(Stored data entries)

_____

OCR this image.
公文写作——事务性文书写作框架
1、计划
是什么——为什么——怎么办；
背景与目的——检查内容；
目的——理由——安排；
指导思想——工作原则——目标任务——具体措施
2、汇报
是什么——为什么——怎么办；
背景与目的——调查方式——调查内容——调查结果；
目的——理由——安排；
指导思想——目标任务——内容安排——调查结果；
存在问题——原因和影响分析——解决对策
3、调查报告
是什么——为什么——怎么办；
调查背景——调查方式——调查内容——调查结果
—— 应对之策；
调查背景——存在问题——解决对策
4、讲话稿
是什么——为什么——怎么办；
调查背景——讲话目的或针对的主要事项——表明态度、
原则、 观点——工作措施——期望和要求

_____

Task to carry out
Look above for every line with the word "调查内容" and copy it.

Finished answer
背景与目的——调查方式——调查内容——调查结果；
调查背景——调查方式——调查内容——调查结果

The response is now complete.